**INSTRUCTIONS TO FOLLOW**
Pick out each line of the records in which the word "pour" appears.

╔══

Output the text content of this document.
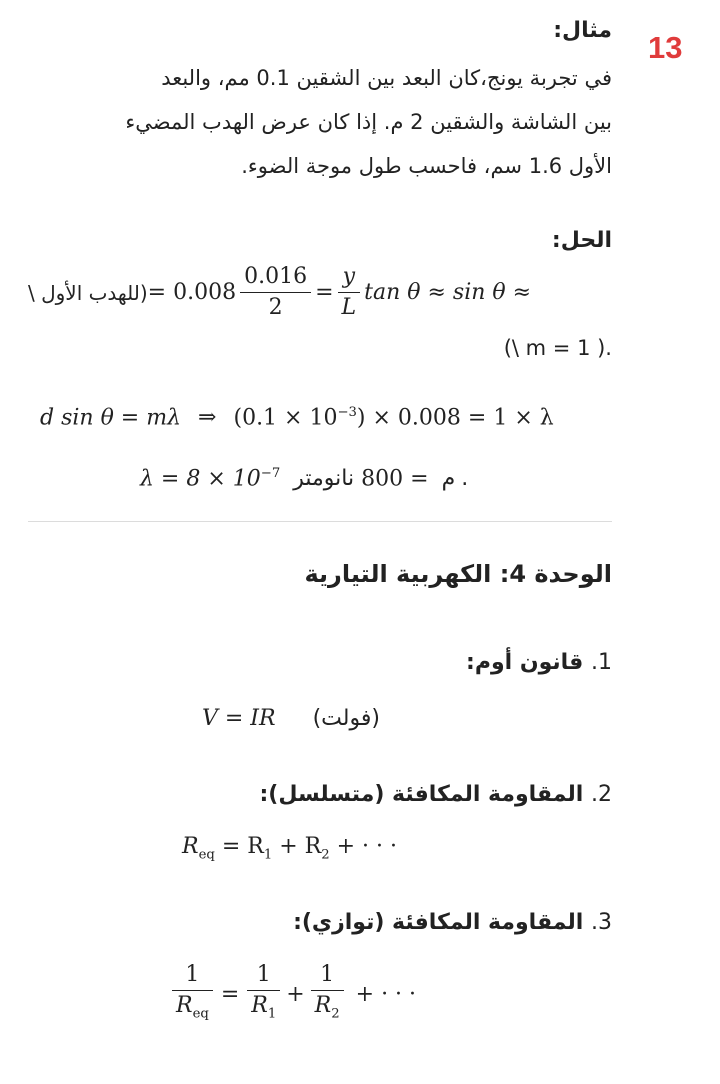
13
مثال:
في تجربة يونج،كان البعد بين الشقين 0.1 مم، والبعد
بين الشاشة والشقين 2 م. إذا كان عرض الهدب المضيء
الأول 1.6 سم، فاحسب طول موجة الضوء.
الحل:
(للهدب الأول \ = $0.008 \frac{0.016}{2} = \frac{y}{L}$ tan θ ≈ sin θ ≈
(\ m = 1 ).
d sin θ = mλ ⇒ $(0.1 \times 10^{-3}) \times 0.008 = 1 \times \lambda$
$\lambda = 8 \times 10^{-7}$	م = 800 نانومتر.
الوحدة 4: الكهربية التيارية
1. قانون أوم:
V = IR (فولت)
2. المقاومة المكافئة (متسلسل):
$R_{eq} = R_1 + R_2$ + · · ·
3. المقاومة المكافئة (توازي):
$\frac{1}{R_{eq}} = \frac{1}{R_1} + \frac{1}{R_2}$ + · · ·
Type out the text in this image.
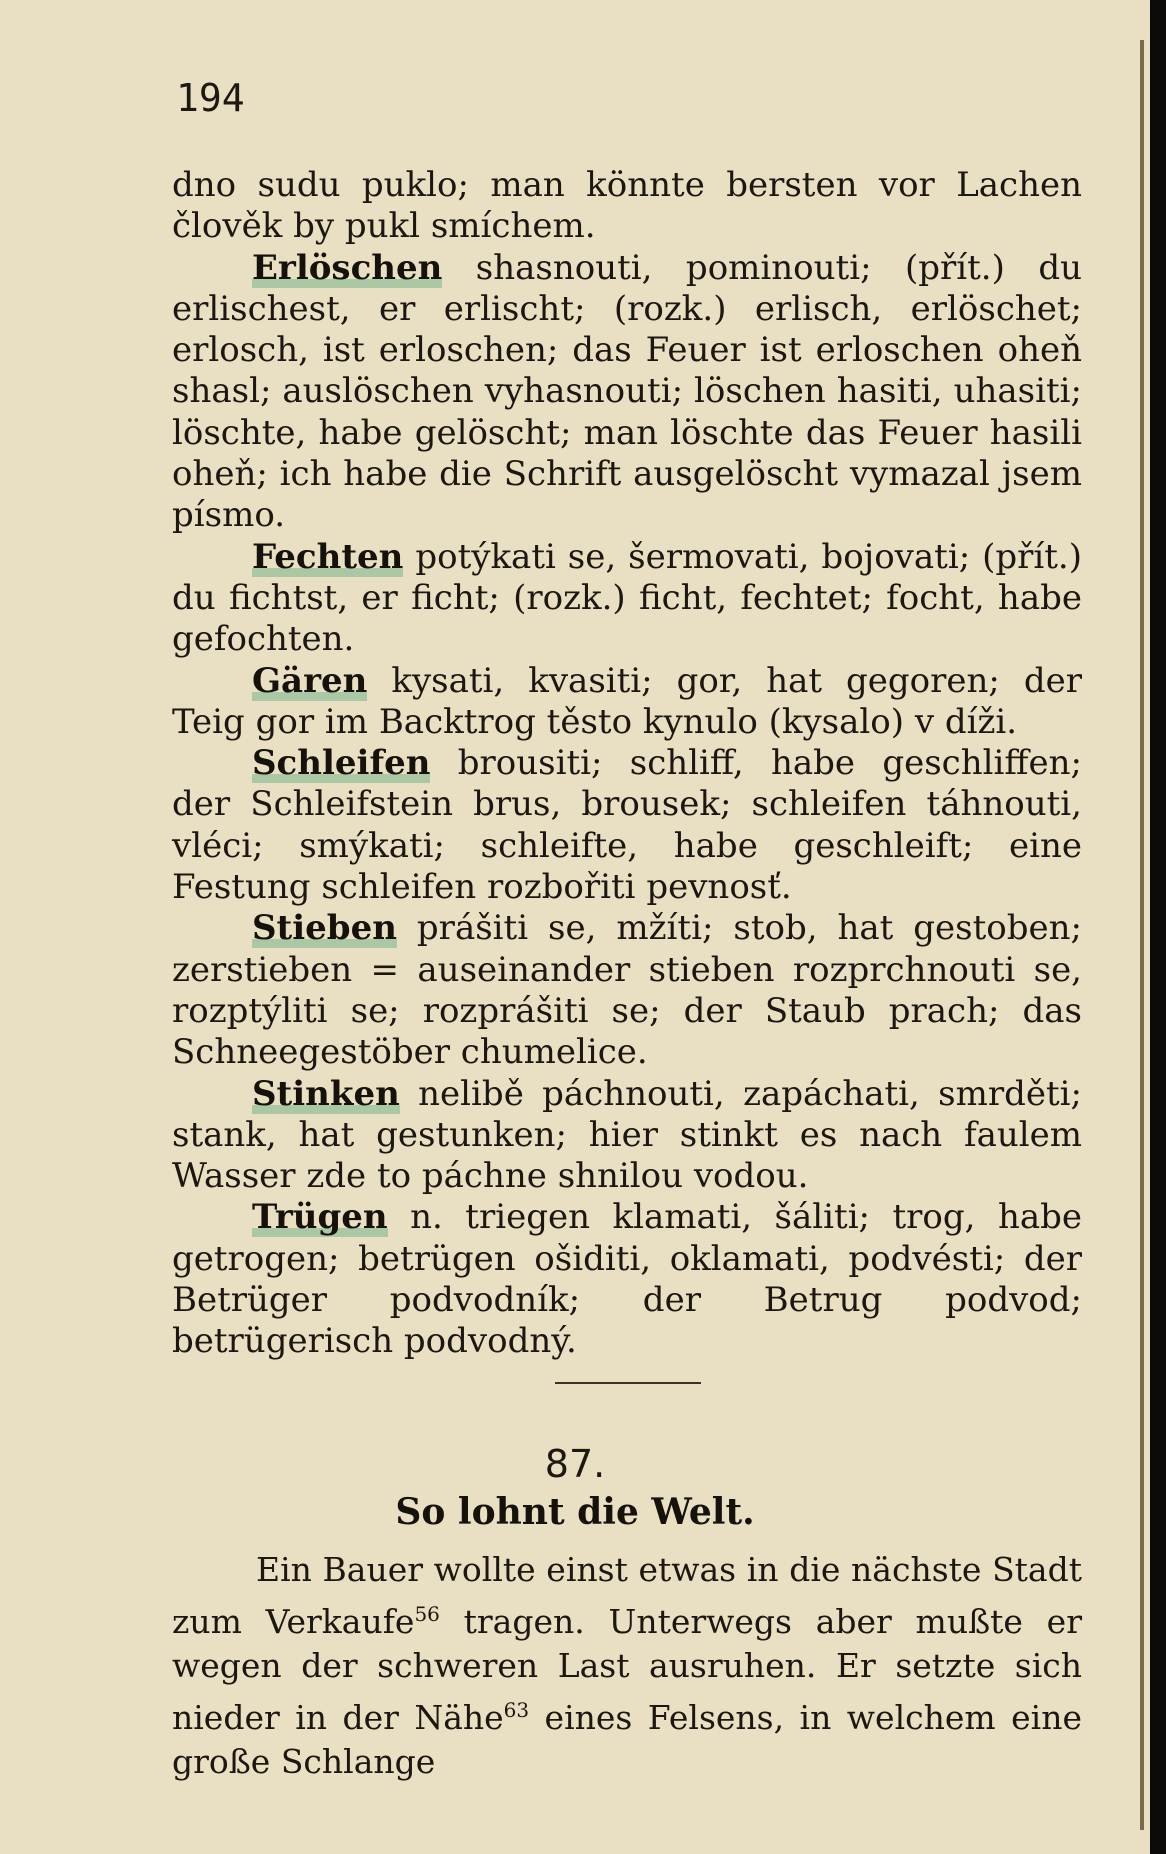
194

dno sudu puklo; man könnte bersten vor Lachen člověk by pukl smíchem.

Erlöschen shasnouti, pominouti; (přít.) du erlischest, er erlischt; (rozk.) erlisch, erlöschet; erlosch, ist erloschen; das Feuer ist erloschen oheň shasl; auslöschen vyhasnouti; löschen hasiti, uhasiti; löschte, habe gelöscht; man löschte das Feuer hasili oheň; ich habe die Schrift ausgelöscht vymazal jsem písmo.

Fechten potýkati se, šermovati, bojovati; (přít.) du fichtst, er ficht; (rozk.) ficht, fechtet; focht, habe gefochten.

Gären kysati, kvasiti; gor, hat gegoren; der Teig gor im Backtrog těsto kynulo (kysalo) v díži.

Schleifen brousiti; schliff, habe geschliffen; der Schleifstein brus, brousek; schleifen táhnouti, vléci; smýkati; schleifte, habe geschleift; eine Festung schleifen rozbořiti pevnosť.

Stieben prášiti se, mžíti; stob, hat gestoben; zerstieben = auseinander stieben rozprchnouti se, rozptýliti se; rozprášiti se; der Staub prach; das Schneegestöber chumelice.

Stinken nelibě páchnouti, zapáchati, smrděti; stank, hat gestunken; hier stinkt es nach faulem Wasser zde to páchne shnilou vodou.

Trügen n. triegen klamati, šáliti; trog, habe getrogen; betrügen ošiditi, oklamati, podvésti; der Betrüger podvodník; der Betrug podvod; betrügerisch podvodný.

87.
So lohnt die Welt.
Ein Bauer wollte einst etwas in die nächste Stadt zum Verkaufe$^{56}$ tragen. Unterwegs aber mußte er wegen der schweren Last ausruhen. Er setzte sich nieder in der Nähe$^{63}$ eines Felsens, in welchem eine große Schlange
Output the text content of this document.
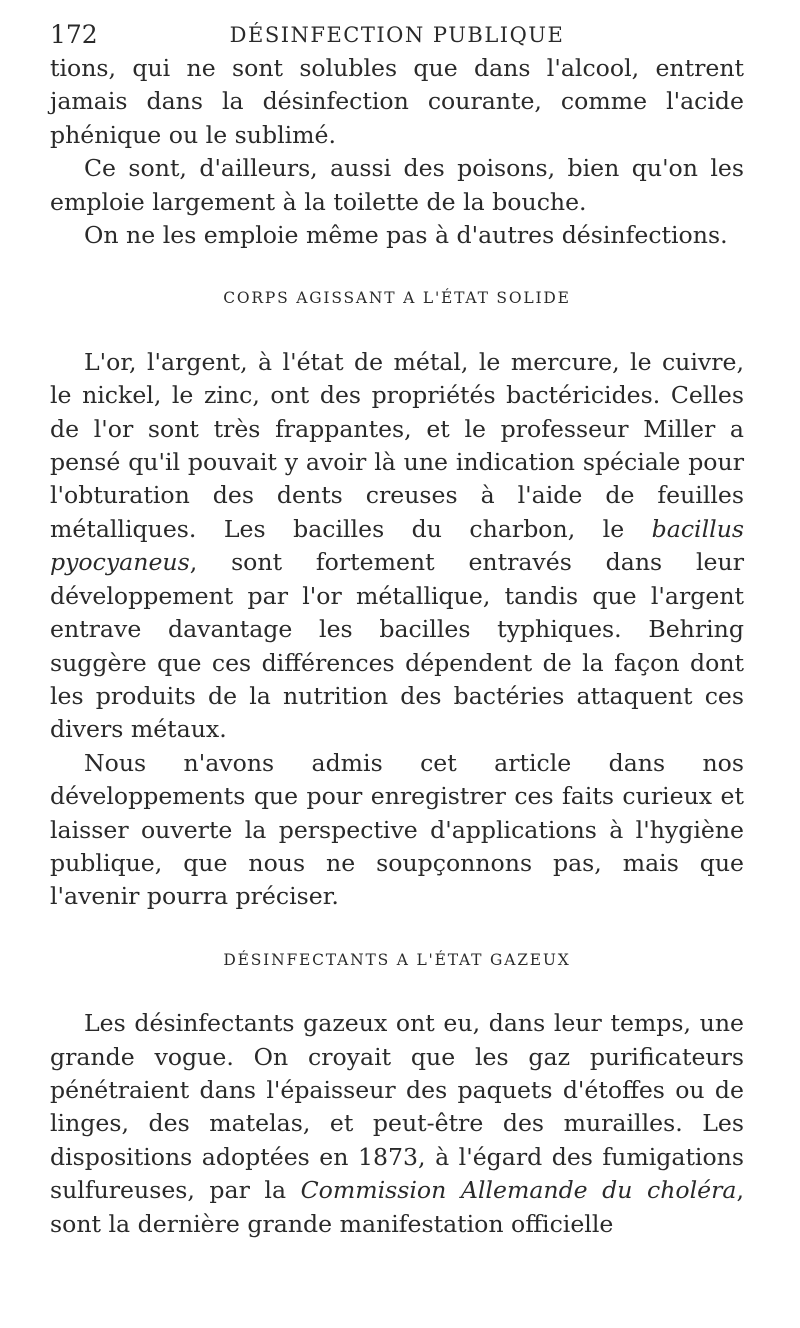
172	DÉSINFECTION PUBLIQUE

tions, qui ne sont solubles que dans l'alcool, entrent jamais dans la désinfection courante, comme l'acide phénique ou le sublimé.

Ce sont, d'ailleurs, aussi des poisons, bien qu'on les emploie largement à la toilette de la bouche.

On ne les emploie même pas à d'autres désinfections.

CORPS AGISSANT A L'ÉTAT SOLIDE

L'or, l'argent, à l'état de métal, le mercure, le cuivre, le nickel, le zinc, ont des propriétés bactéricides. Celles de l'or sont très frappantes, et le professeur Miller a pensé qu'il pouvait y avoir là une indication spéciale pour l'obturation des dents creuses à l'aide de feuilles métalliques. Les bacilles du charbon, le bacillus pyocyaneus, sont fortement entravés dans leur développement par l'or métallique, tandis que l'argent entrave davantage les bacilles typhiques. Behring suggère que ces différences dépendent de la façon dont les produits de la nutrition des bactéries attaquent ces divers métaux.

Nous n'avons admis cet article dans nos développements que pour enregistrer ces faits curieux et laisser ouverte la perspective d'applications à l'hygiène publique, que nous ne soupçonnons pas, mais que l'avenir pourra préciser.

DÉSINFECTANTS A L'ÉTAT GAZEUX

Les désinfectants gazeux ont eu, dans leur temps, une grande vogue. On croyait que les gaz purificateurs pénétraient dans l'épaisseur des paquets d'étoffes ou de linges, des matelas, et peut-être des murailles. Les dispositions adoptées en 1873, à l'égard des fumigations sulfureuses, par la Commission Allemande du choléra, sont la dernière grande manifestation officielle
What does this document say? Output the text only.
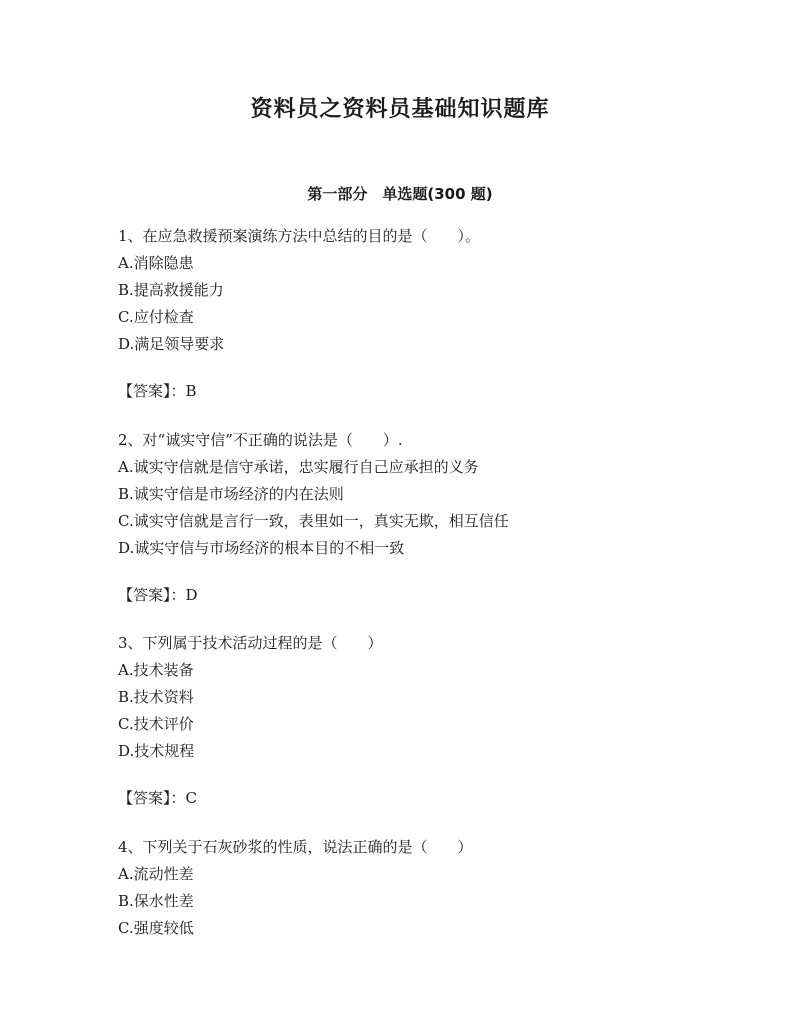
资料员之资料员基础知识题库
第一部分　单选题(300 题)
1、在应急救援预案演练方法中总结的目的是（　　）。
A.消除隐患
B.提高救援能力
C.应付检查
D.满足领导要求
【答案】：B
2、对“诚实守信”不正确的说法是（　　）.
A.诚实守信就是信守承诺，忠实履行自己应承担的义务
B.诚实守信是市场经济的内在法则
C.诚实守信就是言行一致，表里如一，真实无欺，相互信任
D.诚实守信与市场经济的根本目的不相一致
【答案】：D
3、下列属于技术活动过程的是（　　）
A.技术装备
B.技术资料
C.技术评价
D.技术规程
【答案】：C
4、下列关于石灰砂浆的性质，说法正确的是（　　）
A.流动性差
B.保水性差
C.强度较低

╚══

**OUTPUT**
L'or, l'argent, à l'état de métal, le mercure, le cuivre, le nickel, le zinc, ont des propriétés bactéricides. Celles de l'or sont très frappantes, et le professeur Miller a pensé qu'il pouvait y avoir là une indication spéciale pour l'obturation des dents creuses à l'aide de feuilles métalliques. Les bacilles du charbon, le bacillus pyocyaneus, sont fortement entravés dans leur développement par l'or métallique, tandis que l'argent entrave davantage les bacilles typhiques. Behring suggère que ces différences dépendent de la façon dont les produits de la nutrition des bactéries attaquent ces divers métaux.
Nous n'avons admis cet article dans nos développements que pour enregistrer ces faits curieux et laisser ouverte la perspective d'applications à l'hygiène publique, que nous ne soupçonnons pas, mais que l'avenir pourra préciser.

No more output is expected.